── The records ──
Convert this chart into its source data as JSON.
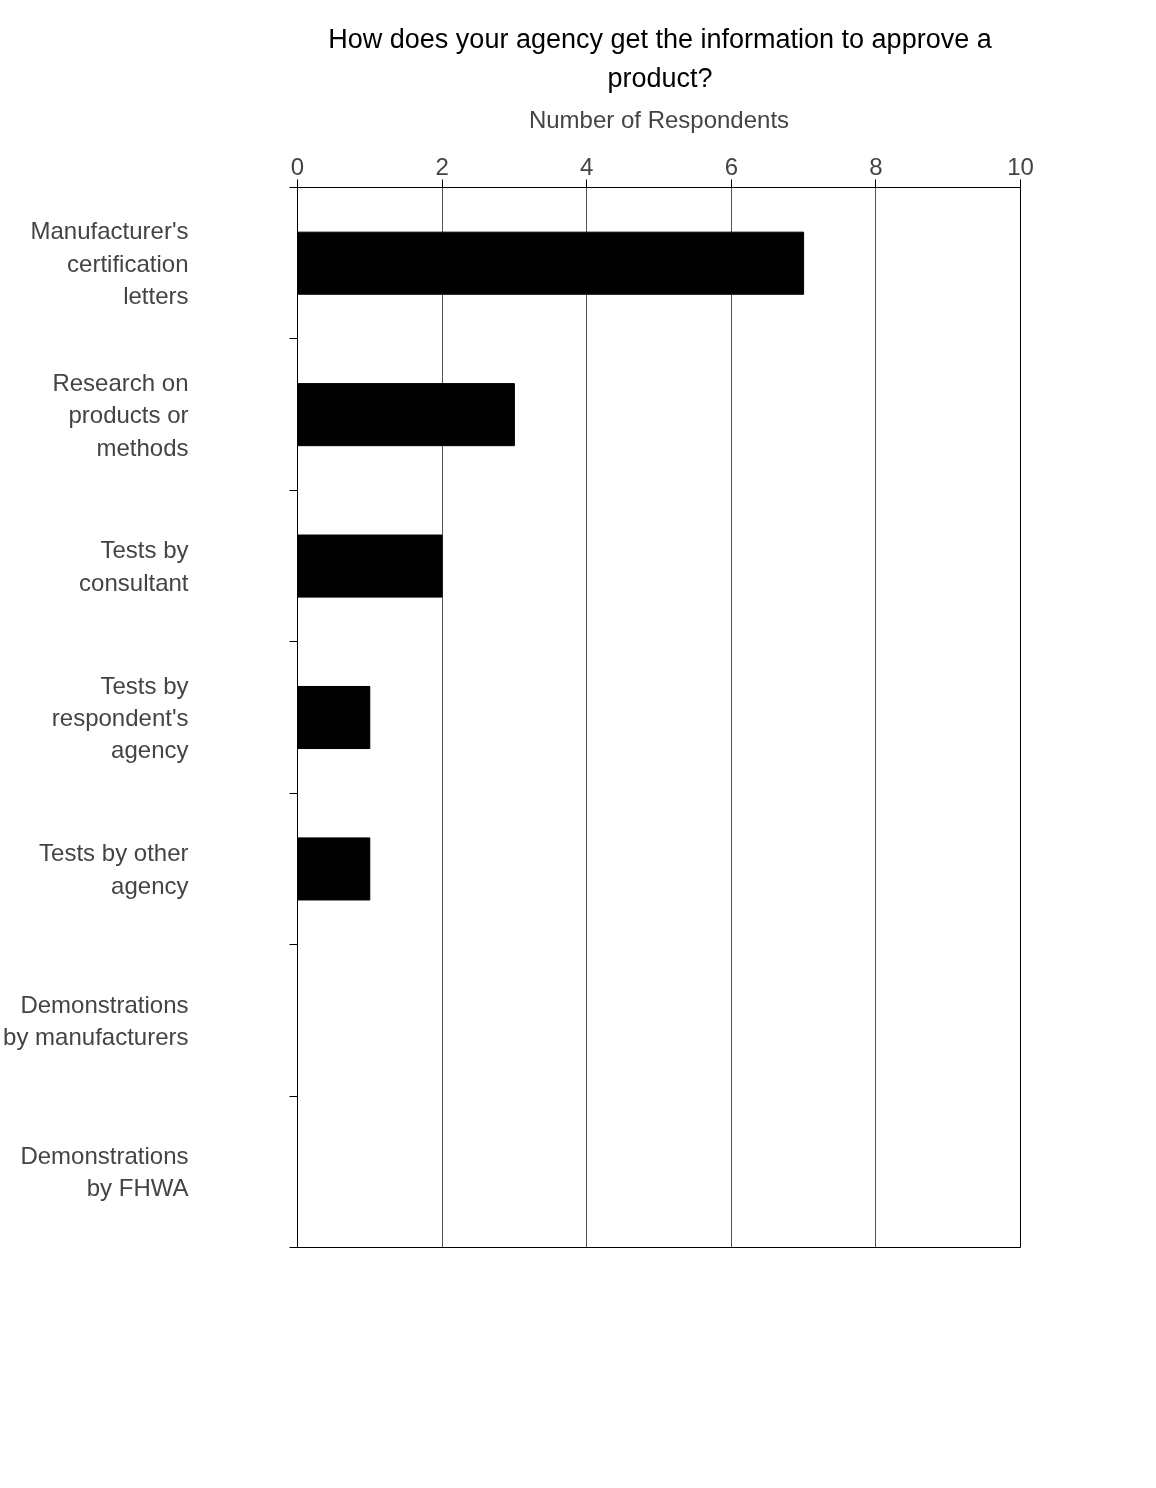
{
  "chart_data": {
    "type": "bar",
    "orientation": "horizontal",
    "title": "How does your agency get the information to approve a product?",
    "xlabel": "Number of Respondents",
    "categories": [
      "Manufacturer's certification letters",
      "Research on products or methods",
      "Tests by consultant",
      "Tests by respondent's agency",
      "Tests by other agency",
      "Demonstrations by manufacturers",
      "Demonstrations by FHWA"
    ],
    "values": [
      7,
      3,
      2,
      1,
      1,
      0,
      0
    ],
    "color": "#000000",
    "xlim": [
      0,
      10
    ],
    "xticks": [
      0,
      2,
      4,
      6,
      8,
      10
    ],
    "grid": "x"
  }
}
───
## Required task
Write out again every line above exactly as given; the pictures do not belong in the copy.

## Result of the exercise
Convert this chart into its source data as JSON.
{
  "chart_data": {
    "type": "bar",
    "orientation": "horizontal",
    "title": "How does your agency get the information to approve a product?",
    "xlabel": "Number of Respondents",
    "categories": [
      "Manufacturer's certification letters",
      "Research on products or methods",
      "Tests by consultant",
      "Tests by respondent's agency",
      "Tests by other agency",
      "Demonstrations by manufacturers",
      "Demonstrations by FHWA"
    ],
    "values": [
      7,
      3,
      2,
      1,
      1,
      0,
      0
    ],
    "color": "#000000",
    "xlim": [
      0,
      10
    ],
    "xticks": [
      0,
      2,
      4,
      6,
      8,
      10
    ],
    "grid": "x"
  }
}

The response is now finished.